* **Exercise requirements**
Restate the listing below word for word, omitting any images.

start

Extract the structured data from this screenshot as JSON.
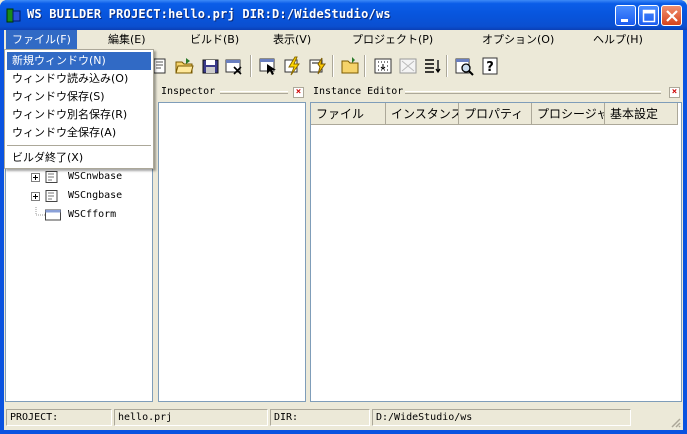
{
  "window": {
    "title": "WS BUILDER PROJECT:hello.prj DIR:D:/WideStudio/ws",
    "accent": "#0a53e0",
    "menu_highlight": "#316ac5"
  },
  "menubar": {
    "items": [
      {
        "label": "ファイル(F)"
      },
      {
        "label": "編集(E)"
      },
      {
        "label": "ビルド(B)"
      },
      {
        "label": "表示(V)"
      },
      {
        "label": "プロジェクト(P)"
      },
      {
        "label": "オプション(O)"
      },
      {
        "label": "ヘルプ(H)"
      }
    ]
  },
  "file_menu": {
    "items": [
      {
        "label": "新規ウィンドウ(N)"
      },
      {
        "label": "ウィンドウ読み込み(O)"
      },
      {
        "label": "ウィンドウ保存(S)"
      },
      {
        "label": "ウィンドウ別名保存(R)"
      },
      {
        "label": "ウィンドウ全保存(A)"
      },
      {
        "label": "ビルダ終了(X)"
      }
    ]
  },
  "toolbar": {
    "icons": [
      "open-folder-icon",
      "save-icon",
      "close-window-icon",
      "select-icon",
      "build-icon",
      "run-icon",
      "folder-icon",
      "grid-icon",
      "align-icon",
      "list-icon",
      "preview-icon",
      "help-icon"
    ]
  },
  "tree": {
    "nodes": [
      {
        "label": "WSCnwbase",
        "icon": "class-icon"
      },
      {
        "label": "WSCngbase",
        "icon": "class-icon"
      },
      {
        "label": "WSCfform",
        "icon": "form-icon"
      }
    ]
  },
  "inspector": {
    "title": "Inspector"
  },
  "instance_editor": {
    "title": "Instance Editor",
    "tabs": [
      {
        "label": "ファイル"
      },
      {
        "label": "インスタンス"
      },
      {
        "label": "プロパティ"
      },
      {
        "label": "プロシージャ"
      },
      {
        "label": "基本設定"
      }
    ]
  },
  "statusbar": {
    "project_label": "PROJECT:",
    "project_value": "hello.prj",
    "dir_label": "DIR:",
    "dir_value": "D:/WideStudio/ws"
  }
}
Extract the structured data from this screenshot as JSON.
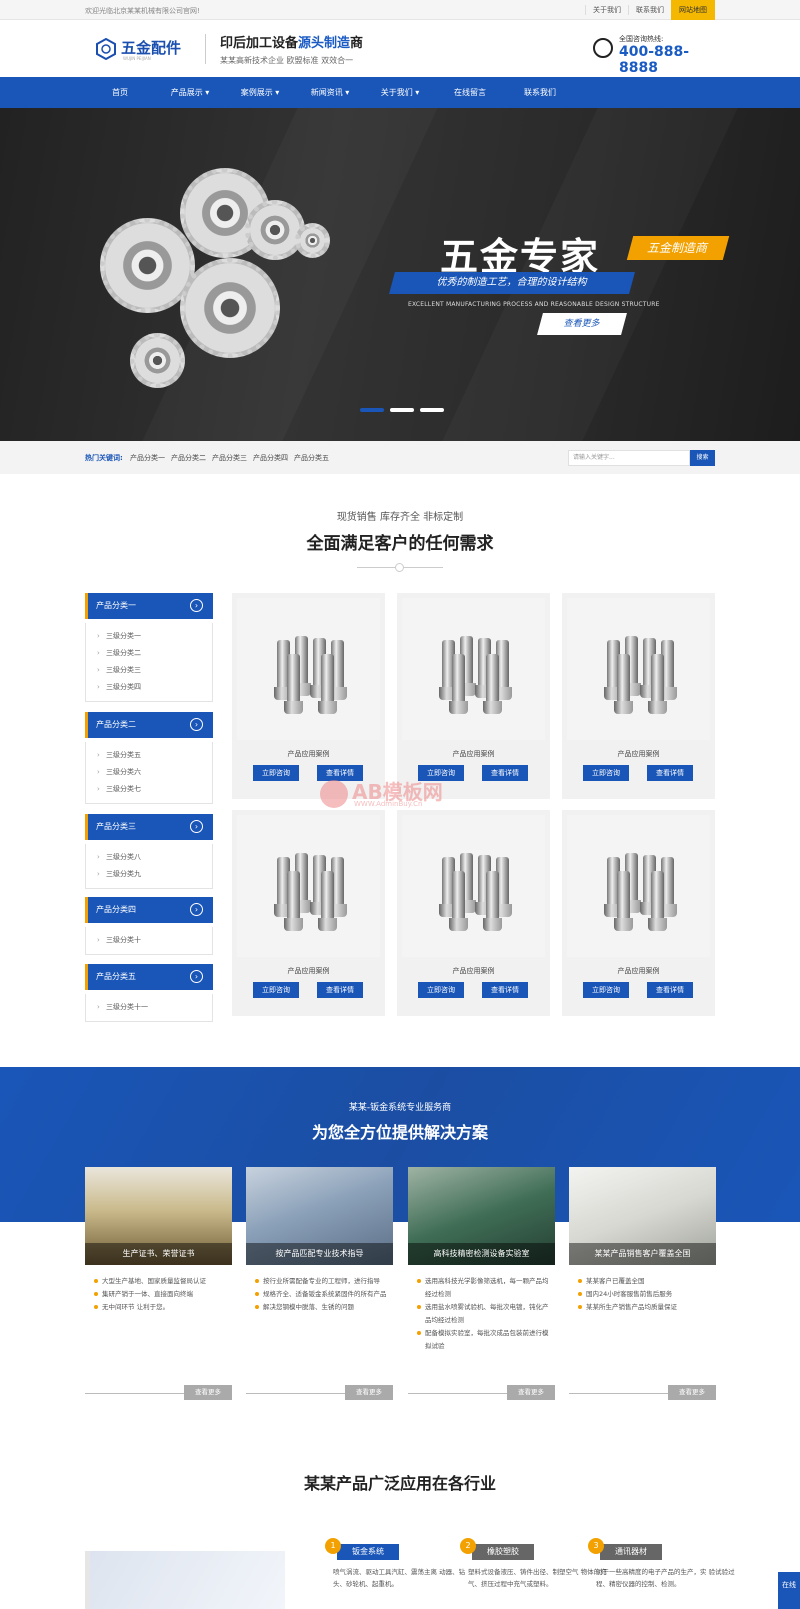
{
  "topbar": {
    "welcome": "欢迎光临北京某某机械有限公司官网!",
    "links": [
      "关于我们",
      "联系我们"
    ],
    "sitemap": "网站地图"
  },
  "header": {
    "logo_text": "五金配件",
    "logo_sub": "WUJIN PEIJIAN",
    "slogan_main_a": "印后加工设备",
    "slogan_main_b": "源头制造",
    "slogan_main_c": "商",
    "slogan_sub": "某某高新技术企业 欧盟标准 双效合一",
    "hotline_label": "全国咨询热线:",
    "hotline_number": "400-888-8888"
  },
  "nav": [
    "首页",
    "产品展示 ▾",
    "案例展示 ▾",
    "新闻资讯 ▾",
    "关于我们 ▾",
    "在线留言",
    "联系我们"
  ],
  "banner": {
    "title": "五金专家",
    "tag": "五金制造商",
    "subtitle": "优秀的制造工艺，合理的设计结构",
    "english": "EXCELLENT MANUFACTURING PROCESS AND REASONABLE DESIGN STRUCTURE",
    "button": "查看更多"
  },
  "hot": {
    "label": "热门关键词:",
    "keywords": [
      "产品分类一",
      "产品分类二",
      "产品分类三",
      "产品分类四",
      "产品分类五"
    ],
    "search_placeholder": "请输入关键字...",
    "search_button": "搜索"
  },
  "section_products": {
    "sub": "现货销售 库存齐全 非标定制",
    "title": "全面满足客户的任何需求"
  },
  "categories": [
    {
      "title": "产品分类一",
      "items": [
        "三级分类一",
        "三级分类二",
        "三级分类三",
        "三级分类四"
      ]
    },
    {
      "title": "产品分类二",
      "items": [
        "三级分类五",
        "三级分类六",
        "三级分类七"
      ]
    },
    {
      "title": "产品分类三",
      "items": [
        "三级分类八",
        "三级分类九"
      ]
    },
    {
      "title": "产品分类四",
      "items": [
        "三级分类十"
      ]
    },
    {
      "title": "产品分类五",
      "items": [
        "三级分类十一"
      ]
    }
  ],
  "products": {
    "name": "产品应用案例",
    "btn_consult": "立即咨询",
    "btn_detail": "查看详情"
  },
  "watermark": {
    "text": "AB模板网",
    "url": "WWW.AdminBuy.Cn"
  },
  "solutions": {
    "sub": "某某-钣金系统专业服务商",
    "title": "为您全方位提供解决方案",
    "more": "查看更多",
    "cards": [
      {
        "caption": "生产证书、荣誉证书",
        "bullets": [
          "大型生产基地、国家质量监督局认证",
          "集研产销于一体、直接面向终端",
          "无中间环节 让利于您。"
        ]
      },
      {
        "caption": "按产品匹配专业技术指导",
        "bullets": [
          "按行业所需配备专业的工程师，进行指导",
          "规格齐全、适备钣金系统紧固件的所有产品",
          "解决您钢模中脱落、生锈的问题"
        ]
      },
      {
        "caption": "高科技精密检测设备实验室",
        "bullets": [
          "选用高科技光学影像筛选机，每一颗产品均经过检测",
          "选用盐水喷雾试验机、每批次电镀，钝化产品均经过检测",
          "配备模拟实验室，每批次成品包装前进行模拟试验"
        ]
      },
      {
        "caption": "某某产品销售客户覆盖全国",
        "bullets": [
          "某某客户已覆盖全国",
          "国内24小时客服售前售后服务",
          "某某所生产销售产品均质量保证"
        ]
      }
    ]
  },
  "industries": {
    "title": "某某产品广泛应用在各行业",
    "items": [
      {
        "num": "1",
        "tag": "钣金系统",
        "text": "喷气涡流、驱动工具汽缸、震荡主离 动器、钻头、砂轮机、起重机。",
        "color": "#1a56b8"
      },
      {
        "num": "2",
        "tag": "橡胶塑胶",
        "text": "塑料式设备液压、铸件出径、制塑空气 物体的充气、挤压过程中充气或塑料。",
        "color": "#666666"
      },
      {
        "num": "3",
        "tag": "通讯器材",
        "text": "对于一些高精度的电子产品的生产，实 验试验过程、精密仪器的控制、检测。",
        "color": "#666666"
      }
    ]
  },
  "float_btn": "在线"
}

end

* **Output for this exercise**
Extract the structured data from this screenshot as JSON.
{
  "window": {
    "title": "WS BUILDER PROJECT:hello.prj DIR:D:/WideStudio/ws",
    "accent": "#0a53e0",
    "menu_highlight": "#316ac5"
  },
  "menubar": {
    "items": [
      {
        "label": "ファイル(F)"
      },
      {
        "label": "編集(E)"
      },
      {
        "label": "ビルド(B)"
      },
      {
        "label": "表示(V)"
      },
      {
        "label": "プロジェクト(P)"
      },
      {
        "label": "オプション(O)"
      },
      {
        "label": "ヘルプ(H)"
      }
    ]
  },
  "file_menu": {
    "items": [
      {
        "label": "新規ウィンドウ(N)"
      },
      {
        "label": "ウィンドウ読み込み(O)"
      },
      {
        "label": "ウィンドウ保存(S)"
      },
      {
        "label": "ウィンドウ別名保存(R)"
      },
      {
        "label": "ウィンドウ全保存(A)"
      },
      {
        "label": "ビルダ終了(X)"
      }
    ]
  },
  "toolbar": {
    "icons": [
      "open-folder-icon",
      "save-icon",
      "close-window-icon",
      "select-icon",
      "build-icon",
      "run-icon",
      "folder-icon",
      "grid-icon",
      "align-icon",
      "list-icon",
      "preview-icon",
      "help-icon"
    ]
  },
  "tree": {
    "nodes": [
      {
        "label": "WSCnwbase",
        "icon": "class-icon"
      },
      {
        "label": "WSCngbase",
        "icon": "class-icon"
      },
      {
        "label": "WSCfform",
        "icon": "form-icon"
      }
    ]
  },
  "inspector": {
    "title": "Inspector"
  },
  "instance_editor": {
    "title": "Instance Editor",
    "tabs": [
      {
        "label": "ファイル"
      },
      {
        "label": "インスタンス"
      },
      {
        "label": "プロパティ"
      },
      {
        "label": "プロシージャ"
      },
      {
        "label": "基本設定"
      }
    ]
  },
  "statusbar": {
    "project_label": "PROJECT:",
    "project_value": "hello.prj",
    "dir_label": "DIR:",
    "dir_value": "D:/WideStudio/ws"
  }
}
Extract the structured data from this screenshot as JSON.
{
  "topbar": {
    "welcome": "欢迎光临北京某某机械有限公司官网!",
    "links": [
      "关于我们",
      "联系我们"
    ],
    "sitemap": "网站地图"
  },
  "header": {
    "logo_text": "五金配件",
    "logo_sub": "WUJIN PEIJIAN",
    "slogan_main_a": "印后加工设备",
    "slogan_main_b": "源头制造",
    "slogan_main_c": "商",
    "slogan_sub": "某某高新技术企业 欧盟标准 双效合一",
    "hotline_label": "全国咨询热线:",
    "hotline_number": "400-888-8888"
  },
  "nav": [
    "首页",
    "产品展示 ▾",
    "案例展示 ▾",
    "新闻资讯 ▾",
    "关于我们 ▾",
    "在线留言",
    "联系我们"
  ],
  "banner": {
    "title": "五金专家",
    "tag": "五金制造商",
    "subtitle": "优秀的制造工艺，合理的设计结构",
    "english": "EXCELLENT MANUFACTURING PROCESS AND REASONABLE DESIGN STRUCTURE",
    "button": "查看更多"
  },
  "hot": {
    "label": "热门关键词:",
    "keywords": [
      "产品分类一",
      "产品分类二",
      "产品分类三",
      "产品分类四",
      "产品分类五"
    ],
    "search_placeholder": "请输入关键字...",
    "search_button": "搜索"
  },
  "section_products": {
    "sub": "现货销售 库存齐全 非标定制",
    "title": "全面满足客户的任何需求"
  },
  "categories": [
    {
      "title": "产品分类一",
      "items": [
        "三级分类一",
        "三级分类二",
        "三级分类三",
        "三级分类四"
      ]
    },
    {
      "title": "产品分类二",
      "items": [
        "三级分类五",
        "三级分类六",
        "三级分类七"
      ]
    },
    {
      "title": "产品分类三",
      "items": [
        "三级分类八",
        "三级分类九"
      ]
    },
    {
      "title": "产品分类四",
      "items": [
        "三级分类十"
      ]
    },
    {
      "title": "产品分类五",
      "items": [
        "三级分类十一"
      ]
    }
  ],
  "products": {
    "name": "产品应用案例",
    "btn_consult": "立即咨询",
    "btn_detail": "查看详情"
  },
  "watermark": {
    "text": "AB模板网",
    "url": "WWW.AdminBuy.Cn"
  },
  "solutions": {
    "sub": "某某-钣金系统专业服务商",
    "title": "为您全方位提供解决方案",
    "more": "查看更多",
    "cards": [
      {
        "caption": "生产证书、荣誉证书",
        "bullets": [
          "大型生产基地、国家质量监督局认证",
          "集研产销于一体、直接面向终端",
          "无中间环节 让利于您。"
        ]
      },
      {
        "caption": "按产品匹配专业技术指导",
        "bullets": [
          "按行业所需配备专业的工程师，进行指导",
          "规格齐全、适备钣金系统紧固件的所有产品",
          "解决您钢模中脱落、生锈的问题"
        ]
      },
      {
        "caption": "高科技精密检测设备实验室",
        "bullets": [
          "选用高科技光学影像筛选机，每一颗产品均经过检测",
          "选用盐水喷雾试验机、每批次电镀，钝化产品均经过检测",
          "配备模拟实验室，每批次成品包装前进行模拟试验"
        ]
      },
      {
        "caption": "某某产品销售客户覆盖全国",
        "bullets": [
          "某某客户已覆盖全国",
          "国内24小时客服售前售后服务",
          "某某所生产销售产品均质量保证"
        ]
      }
    ]
  },
  "industries": {
    "title": "某某产品广泛应用在各行业",
    "items": [
      {
        "num": "1",
        "tag": "钣金系统",
        "text": "喷气涡流、驱动工具汽缸、震荡主离 动器、钻头、砂轮机、起重机。",
        "color": "#1a56b8"
      },
      {
        "num": "2",
        "tag": "橡胶塑胶",
        "text": "塑料式设备液压、铸件出径、制塑空气 物体的充气、挤压过程中充气或塑料。",
        "color": "#666666"
      },
      {
        "num": "3",
        "tag": "通讯器材",
        "text": "对于一些高精度的电子产品的生产，实 验试验过程、精密仪器的控制、检测。",
        "color": "#666666"
      }
    ]
  },
  "float_btn": "在线"
}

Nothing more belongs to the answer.